• AIM OF THE EXERCISE: Will you transcribe the entries that follow, exactly and in full?

• RECORDS FOR THE TASK:
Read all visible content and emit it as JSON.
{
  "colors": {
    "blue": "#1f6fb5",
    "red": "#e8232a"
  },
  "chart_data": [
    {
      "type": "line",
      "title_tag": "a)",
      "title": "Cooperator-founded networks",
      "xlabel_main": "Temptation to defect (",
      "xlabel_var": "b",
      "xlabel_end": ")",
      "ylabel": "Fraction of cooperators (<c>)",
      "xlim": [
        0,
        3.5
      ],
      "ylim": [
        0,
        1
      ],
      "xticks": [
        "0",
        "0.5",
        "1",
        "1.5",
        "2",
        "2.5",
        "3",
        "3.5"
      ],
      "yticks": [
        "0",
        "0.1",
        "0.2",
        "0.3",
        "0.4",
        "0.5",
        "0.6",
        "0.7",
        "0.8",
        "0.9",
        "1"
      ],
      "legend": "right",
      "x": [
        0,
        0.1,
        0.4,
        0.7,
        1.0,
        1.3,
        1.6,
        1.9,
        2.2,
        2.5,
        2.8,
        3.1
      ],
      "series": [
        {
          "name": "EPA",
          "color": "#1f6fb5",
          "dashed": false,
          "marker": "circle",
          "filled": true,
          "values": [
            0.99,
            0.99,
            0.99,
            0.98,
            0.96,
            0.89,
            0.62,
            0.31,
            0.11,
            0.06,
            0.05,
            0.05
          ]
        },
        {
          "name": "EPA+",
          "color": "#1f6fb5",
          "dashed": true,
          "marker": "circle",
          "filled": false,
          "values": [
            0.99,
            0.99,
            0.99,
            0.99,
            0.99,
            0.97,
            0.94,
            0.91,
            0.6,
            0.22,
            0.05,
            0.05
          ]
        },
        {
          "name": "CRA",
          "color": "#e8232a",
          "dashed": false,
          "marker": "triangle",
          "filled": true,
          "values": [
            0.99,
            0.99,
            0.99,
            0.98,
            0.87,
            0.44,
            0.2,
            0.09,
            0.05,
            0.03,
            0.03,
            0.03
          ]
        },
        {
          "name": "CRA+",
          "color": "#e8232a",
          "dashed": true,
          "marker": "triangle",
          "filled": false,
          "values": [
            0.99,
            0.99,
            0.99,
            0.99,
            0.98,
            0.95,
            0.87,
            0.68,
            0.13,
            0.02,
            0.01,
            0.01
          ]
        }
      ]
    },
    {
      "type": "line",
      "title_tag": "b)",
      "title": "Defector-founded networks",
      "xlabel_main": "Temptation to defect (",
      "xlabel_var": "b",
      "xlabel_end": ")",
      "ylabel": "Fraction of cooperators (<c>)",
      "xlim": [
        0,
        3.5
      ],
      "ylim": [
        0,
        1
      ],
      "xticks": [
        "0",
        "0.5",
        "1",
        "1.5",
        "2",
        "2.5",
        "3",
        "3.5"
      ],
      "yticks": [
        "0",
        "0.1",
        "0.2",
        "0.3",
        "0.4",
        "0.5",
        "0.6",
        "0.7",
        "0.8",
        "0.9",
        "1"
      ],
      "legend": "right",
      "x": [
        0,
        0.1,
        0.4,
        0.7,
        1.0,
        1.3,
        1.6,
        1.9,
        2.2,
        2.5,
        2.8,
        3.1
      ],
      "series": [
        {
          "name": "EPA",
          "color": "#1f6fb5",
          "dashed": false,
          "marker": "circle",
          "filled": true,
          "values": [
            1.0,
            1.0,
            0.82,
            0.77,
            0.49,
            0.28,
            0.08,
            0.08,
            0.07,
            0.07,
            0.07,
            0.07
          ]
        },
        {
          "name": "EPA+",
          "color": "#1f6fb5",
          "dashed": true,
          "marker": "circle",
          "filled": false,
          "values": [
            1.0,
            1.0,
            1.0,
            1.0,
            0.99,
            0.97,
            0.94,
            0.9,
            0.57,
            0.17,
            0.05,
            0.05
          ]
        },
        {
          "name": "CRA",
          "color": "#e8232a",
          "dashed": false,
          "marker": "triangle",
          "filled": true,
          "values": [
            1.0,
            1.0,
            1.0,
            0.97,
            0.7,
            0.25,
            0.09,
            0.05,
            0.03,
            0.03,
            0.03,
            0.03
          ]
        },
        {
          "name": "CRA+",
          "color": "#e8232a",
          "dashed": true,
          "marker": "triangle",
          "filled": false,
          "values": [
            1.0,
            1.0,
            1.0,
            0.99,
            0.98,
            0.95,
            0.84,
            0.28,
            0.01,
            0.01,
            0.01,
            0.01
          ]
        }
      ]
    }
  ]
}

• WRITTEN ANSWER:
Read all visible content and emit it as JSON.
{
  "colors": {
    "blue": "#1f6fb5",
    "red": "#e8232a"
  },
  "chart_data": [
    {
      "type": "line",
      "title_tag": "a)",
      "title": "Cooperator-founded networks",
      "xlabel_main": "Temptation to defect (",
      "xlabel_var": "b",
      "xlabel_end": ")",
      "ylabel": "Fraction of cooperators (<c>)",
      "xlim": [
        0,
        3.5
      ],
      "ylim": [
        0,
        1
      ],
      "xticks": [
        "0",
        "0.5",
        "1",
        "1.5",
        "2",
        "2.5",
        "3",
        "3.5"
      ],
      "yticks": [
        "0",
        "0.1",
        "0.2",
        "0.3",
        "0.4",
        "0.5",
        "0.6",
        "0.7",
        "0.8",
        "0.9",
        "1"
      ],
      "legend": "right",
      "x": [
        0,
        0.1,
        0.4,
        0.7,
        1.0,
        1.3,
        1.6,
        1.9,
        2.2,
        2.5,
        2.8,
        3.1
      ],
      "series": [
        {
          "name": "EPA",
          "color": "#1f6fb5",
          "dashed": false,
          "marker": "circle",
          "filled": true,
          "values": [
            0.99,
            0.99,
            0.99,
            0.98,
            0.96,
            0.89,
            0.62,
            0.31,
            0.11,
            0.06,
            0.05,
            0.05
          ]
        },
        {
          "name": "EPA+",
          "color": "#1f6fb5",
          "dashed": true,
          "marker": "circle",
          "filled": false,
          "values": [
            0.99,
            0.99,
            0.99,
            0.99,
            0.99,
            0.97,
            0.94,
            0.91,
            0.6,
            0.22,
            0.05,
            0.05
          ]
        },
        {
          "name": "CRA",
          "color": "#e8232a",
          "dashed": false,
          "marker": "triangle",
          "filled": true,
          "values": [
            0.99,
            0.99,
            0.99,
            0.98,
            0.87,
            0.44,
            0.2,
            0.09,
            0.05,
            0.03,
            0.03,
            0.03
          ]
        },
        {
          "name": "CRA+",
          "color": "#e8232a",
          "dashed": true,
          "marker": "triangle",
          "filled": false,
          "values": [
            0.99,
            0.99,
            0.99,
            0.99,
            0.98,
            0.95,
            0.87,
            0.68,
            0.13,
            0.02,
            0.01,
            0.01
          ]
        }
      ]
    },
    {
      "type": "line",
      "title_tag": "b)",
      "title": "Defector-founded networks",
      "xlabel_main": "Temptation to defect (",
      "xlabel_var": "b",
      "xlabel_end": ")",
      "ylabel": "Fraction of cooperators (<c>)",
      "xlim": [
        0,
        3.5
      ],
      "ylim": [
        0,
        1
      ],
      "xticks": [
        "0",
        "0.5",
        "1",
        "1.5",
        "2",
        "2.5",
        "3",
        "3.5"
      ],
      "yticks": [
        "0",
        "0.1",
        "0.2",
        "0.3",
        "0.4",
        "0.5",
        "0.6",
        "0.7",
        "0.8",
        "0.9",
        "1"
      ],
      "legend": "right",
      "x": [
        0,
        0.1,
        0.4,
        0.7,
        1.0,
        1.3,
        1.6,
        1.9,
        2.2,
        2.5,
        2.8,
        3.1
      ],
      "series": [
        {
          "name": "EPA",
          "color": "#1f6fb5",
          "dashed": false,
          "marker": "circle",
          "filled": true,
          "values": [
            1.0,
            1.0,
            0.82,
            0.77,
            0.49,
            0.28,
            0.08,
            0.08,
            0.07,
            0.07,
            0.07,
            0.07
          ]
        },
        {
          "name": "EPA+",
          "color": "#1f6fb5",
          "dashed": true,
          "marker": "circle",
          "filled": false,
          "values": [
            1.0,
            1.0,
            1.0,
            1.0,
            0.99,
            0.97,
            0.94,
            0.9,
            0.57,
            0.17,
            0.05,
            0.05
          ]
        },
        {
          "name": "CRA",
          "color": "#e8232a",
          "dashed": false,
          "marker": "triangle",
          "filled": true,
          "values": [
            1.0,
            1.0,
            1.0,
            0.97,
            0.7,
            0.25,
            0.09,
            0.05,
            0.03,
            0.03,
            0.03,
            0.03
          ]
        },
        {
          "name": "CRA+",
          "color": "#e8232a",
          "dashed": true,
          "marker": "triangle",
          "filled": false,
          "values": [
            1.0,
            1.0,
            1.0,
            0.99,
            0.98,
            0.95,
            0.84,
            0.28,
            0.01,
            0.01,
            0.01,
            0.01
          ]
        }
      ]
    }
  ]
}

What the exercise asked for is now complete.